• _RECORDS FOR THE EXERCISE_
------------------------------------
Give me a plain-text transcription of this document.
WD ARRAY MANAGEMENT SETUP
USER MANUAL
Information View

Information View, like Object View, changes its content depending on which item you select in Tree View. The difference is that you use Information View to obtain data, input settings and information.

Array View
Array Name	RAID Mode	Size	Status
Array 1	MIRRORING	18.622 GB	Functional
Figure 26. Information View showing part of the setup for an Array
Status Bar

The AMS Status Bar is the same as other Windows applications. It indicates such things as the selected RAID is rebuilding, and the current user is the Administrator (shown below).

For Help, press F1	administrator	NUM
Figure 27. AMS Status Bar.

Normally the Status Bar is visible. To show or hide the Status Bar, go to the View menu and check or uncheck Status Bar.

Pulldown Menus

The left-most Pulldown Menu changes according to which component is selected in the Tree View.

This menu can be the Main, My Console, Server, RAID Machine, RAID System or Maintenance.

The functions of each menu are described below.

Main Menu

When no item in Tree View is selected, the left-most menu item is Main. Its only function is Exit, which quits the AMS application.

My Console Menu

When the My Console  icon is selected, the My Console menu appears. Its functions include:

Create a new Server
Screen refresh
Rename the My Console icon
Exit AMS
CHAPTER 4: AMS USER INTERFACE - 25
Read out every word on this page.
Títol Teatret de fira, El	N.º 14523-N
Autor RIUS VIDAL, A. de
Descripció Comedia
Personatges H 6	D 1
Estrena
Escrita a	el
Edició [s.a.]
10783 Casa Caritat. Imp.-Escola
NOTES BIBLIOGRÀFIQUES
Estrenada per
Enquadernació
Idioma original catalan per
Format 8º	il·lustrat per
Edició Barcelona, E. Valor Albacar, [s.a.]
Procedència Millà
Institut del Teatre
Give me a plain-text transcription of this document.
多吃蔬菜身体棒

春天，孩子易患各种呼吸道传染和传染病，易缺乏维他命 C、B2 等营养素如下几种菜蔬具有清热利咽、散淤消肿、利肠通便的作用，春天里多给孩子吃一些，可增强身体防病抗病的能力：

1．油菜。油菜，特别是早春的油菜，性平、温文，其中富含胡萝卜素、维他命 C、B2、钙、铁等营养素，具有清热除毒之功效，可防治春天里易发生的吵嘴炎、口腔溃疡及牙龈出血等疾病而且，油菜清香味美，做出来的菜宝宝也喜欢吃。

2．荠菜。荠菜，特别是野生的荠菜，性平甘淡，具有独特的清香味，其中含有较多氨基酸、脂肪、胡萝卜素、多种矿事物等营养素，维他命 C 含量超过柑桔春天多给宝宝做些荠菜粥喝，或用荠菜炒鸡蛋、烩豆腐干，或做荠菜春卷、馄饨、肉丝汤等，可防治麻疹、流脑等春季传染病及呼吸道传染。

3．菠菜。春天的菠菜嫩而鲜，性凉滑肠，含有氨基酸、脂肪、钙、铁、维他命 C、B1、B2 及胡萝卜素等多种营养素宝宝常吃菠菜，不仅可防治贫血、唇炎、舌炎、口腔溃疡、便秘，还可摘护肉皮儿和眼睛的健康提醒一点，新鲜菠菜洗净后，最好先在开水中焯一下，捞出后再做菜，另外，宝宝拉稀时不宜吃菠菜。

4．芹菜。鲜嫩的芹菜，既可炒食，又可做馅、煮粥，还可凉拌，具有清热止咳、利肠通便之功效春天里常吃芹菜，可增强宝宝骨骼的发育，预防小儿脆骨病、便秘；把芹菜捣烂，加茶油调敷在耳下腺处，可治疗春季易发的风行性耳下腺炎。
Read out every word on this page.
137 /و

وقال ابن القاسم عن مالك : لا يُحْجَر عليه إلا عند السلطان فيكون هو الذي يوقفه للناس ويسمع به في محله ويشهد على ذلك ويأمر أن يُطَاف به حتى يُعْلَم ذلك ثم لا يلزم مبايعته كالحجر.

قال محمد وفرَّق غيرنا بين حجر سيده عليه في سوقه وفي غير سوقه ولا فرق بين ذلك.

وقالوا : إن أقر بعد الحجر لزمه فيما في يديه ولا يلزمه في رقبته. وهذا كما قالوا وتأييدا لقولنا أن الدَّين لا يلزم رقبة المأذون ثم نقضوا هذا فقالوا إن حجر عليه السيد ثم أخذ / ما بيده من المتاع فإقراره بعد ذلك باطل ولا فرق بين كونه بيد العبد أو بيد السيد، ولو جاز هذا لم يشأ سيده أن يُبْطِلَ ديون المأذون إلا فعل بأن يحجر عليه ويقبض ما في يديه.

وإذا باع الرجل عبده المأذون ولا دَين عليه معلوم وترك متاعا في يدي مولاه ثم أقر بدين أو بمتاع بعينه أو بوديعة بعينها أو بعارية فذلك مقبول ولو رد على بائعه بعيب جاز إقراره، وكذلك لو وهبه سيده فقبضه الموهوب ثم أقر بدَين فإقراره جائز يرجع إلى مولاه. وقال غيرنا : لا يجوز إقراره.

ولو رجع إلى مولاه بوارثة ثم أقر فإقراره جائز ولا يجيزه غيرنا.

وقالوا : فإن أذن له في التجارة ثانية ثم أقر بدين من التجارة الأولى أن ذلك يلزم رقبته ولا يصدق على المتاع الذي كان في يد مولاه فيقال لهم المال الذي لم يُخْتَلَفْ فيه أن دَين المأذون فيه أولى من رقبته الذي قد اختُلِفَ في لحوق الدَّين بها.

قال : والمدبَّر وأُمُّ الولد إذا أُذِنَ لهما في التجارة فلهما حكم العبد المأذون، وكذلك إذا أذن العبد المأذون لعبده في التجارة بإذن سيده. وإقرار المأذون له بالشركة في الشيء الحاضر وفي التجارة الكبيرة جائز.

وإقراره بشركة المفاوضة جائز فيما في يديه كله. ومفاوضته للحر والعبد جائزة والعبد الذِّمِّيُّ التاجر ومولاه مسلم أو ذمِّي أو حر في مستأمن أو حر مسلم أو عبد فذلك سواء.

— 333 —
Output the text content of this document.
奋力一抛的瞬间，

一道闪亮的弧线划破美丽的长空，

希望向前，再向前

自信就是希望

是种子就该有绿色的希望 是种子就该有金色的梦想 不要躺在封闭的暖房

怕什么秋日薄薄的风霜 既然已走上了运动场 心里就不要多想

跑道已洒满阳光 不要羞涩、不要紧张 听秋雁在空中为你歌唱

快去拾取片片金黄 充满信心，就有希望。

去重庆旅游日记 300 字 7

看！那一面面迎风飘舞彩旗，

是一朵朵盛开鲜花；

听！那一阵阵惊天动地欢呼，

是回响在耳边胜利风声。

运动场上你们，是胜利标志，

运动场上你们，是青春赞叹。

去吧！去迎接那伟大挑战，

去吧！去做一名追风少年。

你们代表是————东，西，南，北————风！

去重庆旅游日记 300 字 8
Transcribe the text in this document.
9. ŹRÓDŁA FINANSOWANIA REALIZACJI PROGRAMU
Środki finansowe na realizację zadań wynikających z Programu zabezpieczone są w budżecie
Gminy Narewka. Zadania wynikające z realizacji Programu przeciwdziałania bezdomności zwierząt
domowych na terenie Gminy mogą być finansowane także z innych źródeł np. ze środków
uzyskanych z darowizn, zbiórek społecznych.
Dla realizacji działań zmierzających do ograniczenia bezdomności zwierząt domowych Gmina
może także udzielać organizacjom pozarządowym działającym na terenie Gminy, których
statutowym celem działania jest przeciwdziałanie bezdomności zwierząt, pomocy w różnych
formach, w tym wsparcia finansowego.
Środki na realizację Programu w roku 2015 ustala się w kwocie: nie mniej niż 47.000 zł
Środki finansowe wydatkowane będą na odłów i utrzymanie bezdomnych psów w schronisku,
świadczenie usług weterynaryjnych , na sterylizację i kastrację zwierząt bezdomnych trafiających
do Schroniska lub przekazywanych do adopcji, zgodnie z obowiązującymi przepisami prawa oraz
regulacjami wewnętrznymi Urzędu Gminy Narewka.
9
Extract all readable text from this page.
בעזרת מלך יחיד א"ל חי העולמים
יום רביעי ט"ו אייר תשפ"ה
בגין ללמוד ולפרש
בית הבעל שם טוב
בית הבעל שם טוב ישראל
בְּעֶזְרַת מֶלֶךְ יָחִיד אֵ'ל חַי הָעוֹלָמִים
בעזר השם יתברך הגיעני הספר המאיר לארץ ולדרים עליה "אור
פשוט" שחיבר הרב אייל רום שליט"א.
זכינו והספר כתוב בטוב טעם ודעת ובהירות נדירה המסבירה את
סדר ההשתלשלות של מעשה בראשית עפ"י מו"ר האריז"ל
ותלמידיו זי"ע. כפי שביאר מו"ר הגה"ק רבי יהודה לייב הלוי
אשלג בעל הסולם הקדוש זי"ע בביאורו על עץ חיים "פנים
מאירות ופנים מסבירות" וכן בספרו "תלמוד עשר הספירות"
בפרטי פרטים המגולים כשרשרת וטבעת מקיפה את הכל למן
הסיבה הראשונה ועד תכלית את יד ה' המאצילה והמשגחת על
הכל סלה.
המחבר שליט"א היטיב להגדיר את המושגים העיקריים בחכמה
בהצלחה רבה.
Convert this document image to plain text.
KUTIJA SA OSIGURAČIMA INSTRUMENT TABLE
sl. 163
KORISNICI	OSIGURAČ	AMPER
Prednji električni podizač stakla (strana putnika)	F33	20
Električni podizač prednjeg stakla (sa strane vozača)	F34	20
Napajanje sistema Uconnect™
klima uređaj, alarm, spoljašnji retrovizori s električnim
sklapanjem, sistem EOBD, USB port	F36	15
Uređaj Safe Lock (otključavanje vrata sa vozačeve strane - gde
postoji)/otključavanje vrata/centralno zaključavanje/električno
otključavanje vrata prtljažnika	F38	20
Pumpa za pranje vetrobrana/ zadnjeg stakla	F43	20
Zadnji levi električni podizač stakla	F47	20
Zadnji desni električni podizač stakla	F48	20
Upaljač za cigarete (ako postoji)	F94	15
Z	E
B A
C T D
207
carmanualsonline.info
------------------------------------
• _REQUIREMENT_
Note every line above where the string "text" shows up, and copy those lines.

• _EXERCISE RESPONSE_
Give me a plain-text transcription of this document.
Give me a plain-text transcription of this document.
Output the text content of this document.
Transcribe the text in this document.
Extract all readable text from this page.
Convert this document image to plain text.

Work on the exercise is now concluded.